For each line below that contains the string "figures", copy that line.

:::

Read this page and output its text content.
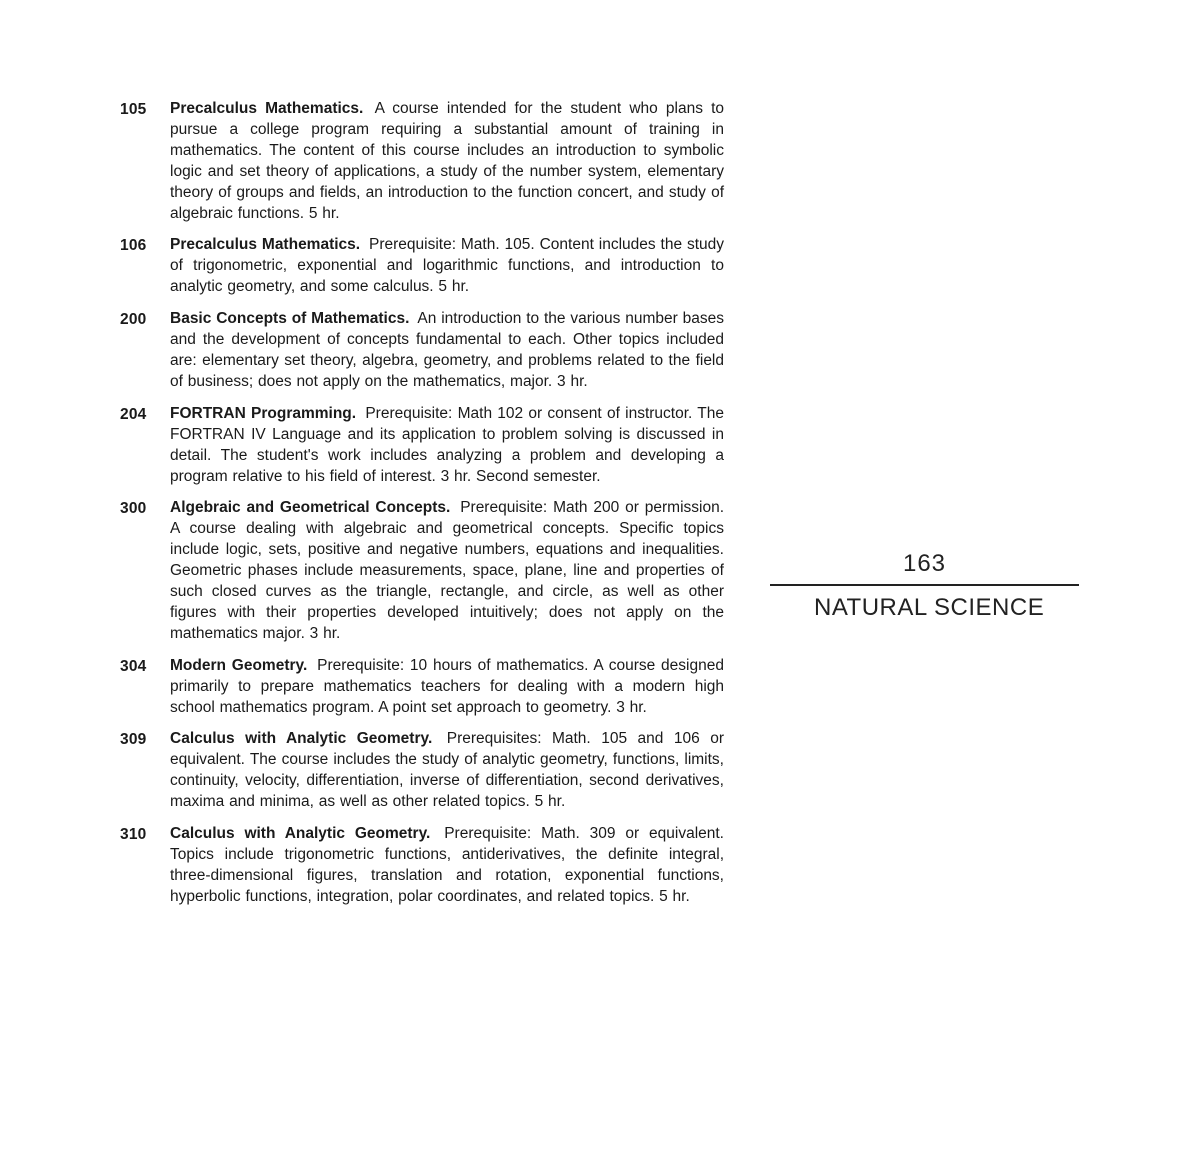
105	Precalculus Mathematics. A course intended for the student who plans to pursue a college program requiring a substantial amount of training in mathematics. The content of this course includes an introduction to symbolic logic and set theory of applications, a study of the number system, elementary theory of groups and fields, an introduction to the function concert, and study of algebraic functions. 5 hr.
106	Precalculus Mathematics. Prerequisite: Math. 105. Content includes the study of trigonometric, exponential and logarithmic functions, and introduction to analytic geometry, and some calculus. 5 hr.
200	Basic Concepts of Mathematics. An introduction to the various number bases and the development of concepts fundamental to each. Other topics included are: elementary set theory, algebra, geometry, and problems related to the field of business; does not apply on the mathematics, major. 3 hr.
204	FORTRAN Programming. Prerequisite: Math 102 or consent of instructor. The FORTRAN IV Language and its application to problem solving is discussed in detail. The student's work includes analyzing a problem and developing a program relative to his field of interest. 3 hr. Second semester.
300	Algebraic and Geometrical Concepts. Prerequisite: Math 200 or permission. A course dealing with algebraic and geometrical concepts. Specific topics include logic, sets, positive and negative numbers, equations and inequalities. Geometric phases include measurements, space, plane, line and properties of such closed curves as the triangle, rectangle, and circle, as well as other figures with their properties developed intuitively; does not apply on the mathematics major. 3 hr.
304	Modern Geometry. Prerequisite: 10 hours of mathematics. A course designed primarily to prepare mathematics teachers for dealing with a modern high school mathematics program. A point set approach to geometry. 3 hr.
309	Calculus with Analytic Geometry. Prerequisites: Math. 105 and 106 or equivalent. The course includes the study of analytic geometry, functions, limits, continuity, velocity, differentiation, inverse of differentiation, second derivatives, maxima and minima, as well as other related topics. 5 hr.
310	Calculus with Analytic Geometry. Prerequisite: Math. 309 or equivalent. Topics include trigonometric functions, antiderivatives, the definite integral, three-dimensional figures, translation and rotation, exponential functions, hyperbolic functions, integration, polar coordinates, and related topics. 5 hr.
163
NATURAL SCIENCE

:::

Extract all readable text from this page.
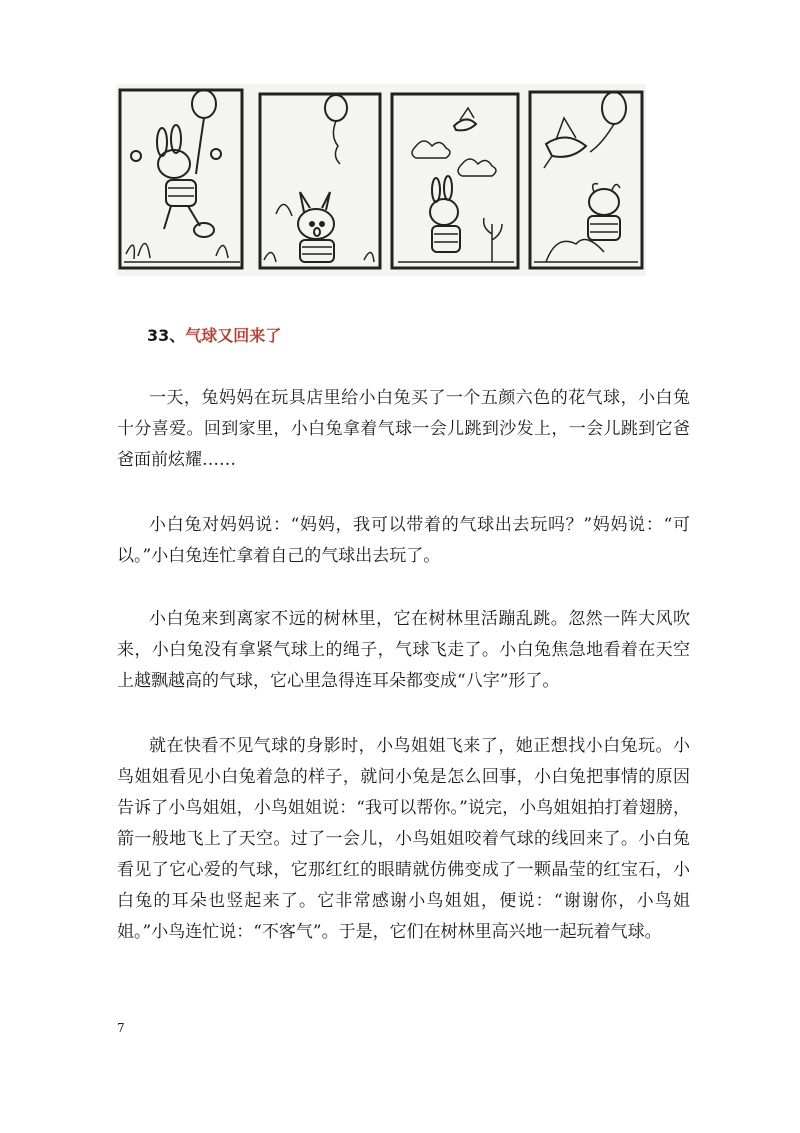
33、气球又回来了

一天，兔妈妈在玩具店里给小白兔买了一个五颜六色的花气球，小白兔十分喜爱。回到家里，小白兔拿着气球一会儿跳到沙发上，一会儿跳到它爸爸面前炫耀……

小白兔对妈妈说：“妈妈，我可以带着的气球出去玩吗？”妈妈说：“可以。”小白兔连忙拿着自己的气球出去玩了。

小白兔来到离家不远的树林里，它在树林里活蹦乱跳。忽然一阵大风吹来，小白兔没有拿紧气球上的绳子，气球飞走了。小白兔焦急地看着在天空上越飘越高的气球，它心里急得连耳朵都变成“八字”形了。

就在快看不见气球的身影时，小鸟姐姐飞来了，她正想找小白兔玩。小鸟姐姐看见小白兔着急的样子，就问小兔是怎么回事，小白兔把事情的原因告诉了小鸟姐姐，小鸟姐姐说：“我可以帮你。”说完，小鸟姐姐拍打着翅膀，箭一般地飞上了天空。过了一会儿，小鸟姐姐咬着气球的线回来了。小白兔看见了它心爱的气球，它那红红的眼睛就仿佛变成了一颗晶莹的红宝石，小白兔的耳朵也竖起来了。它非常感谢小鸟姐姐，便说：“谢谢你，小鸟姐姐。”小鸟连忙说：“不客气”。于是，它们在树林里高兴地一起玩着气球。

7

:::

→ THE RESULT
300	Algebraic and Geometrical Concepts. Prerequisite: Math 200 or permission. A course dealing with algebraic and geometrical concepts. Specific topics include logic, sets, positive and negative numbers, equations and inequalities. Geometric phases include measurements, space, plane, line and properties of such closed curves as the triangle, rectangle, and circle, as well as other figures with their properties developed intuitively; does not apply on the mathematics major. 3 hr.
310	Calculus with Analytic Geometry. Prerequisite: Math. 309 or equivalent. Topics include trigonometric functions, antiderivatives, the definite integral, three-dimensional figures, translation and rotation, exponential functions, hyperbolic functions, integration, polar coordinates, and related topics. 5 hr.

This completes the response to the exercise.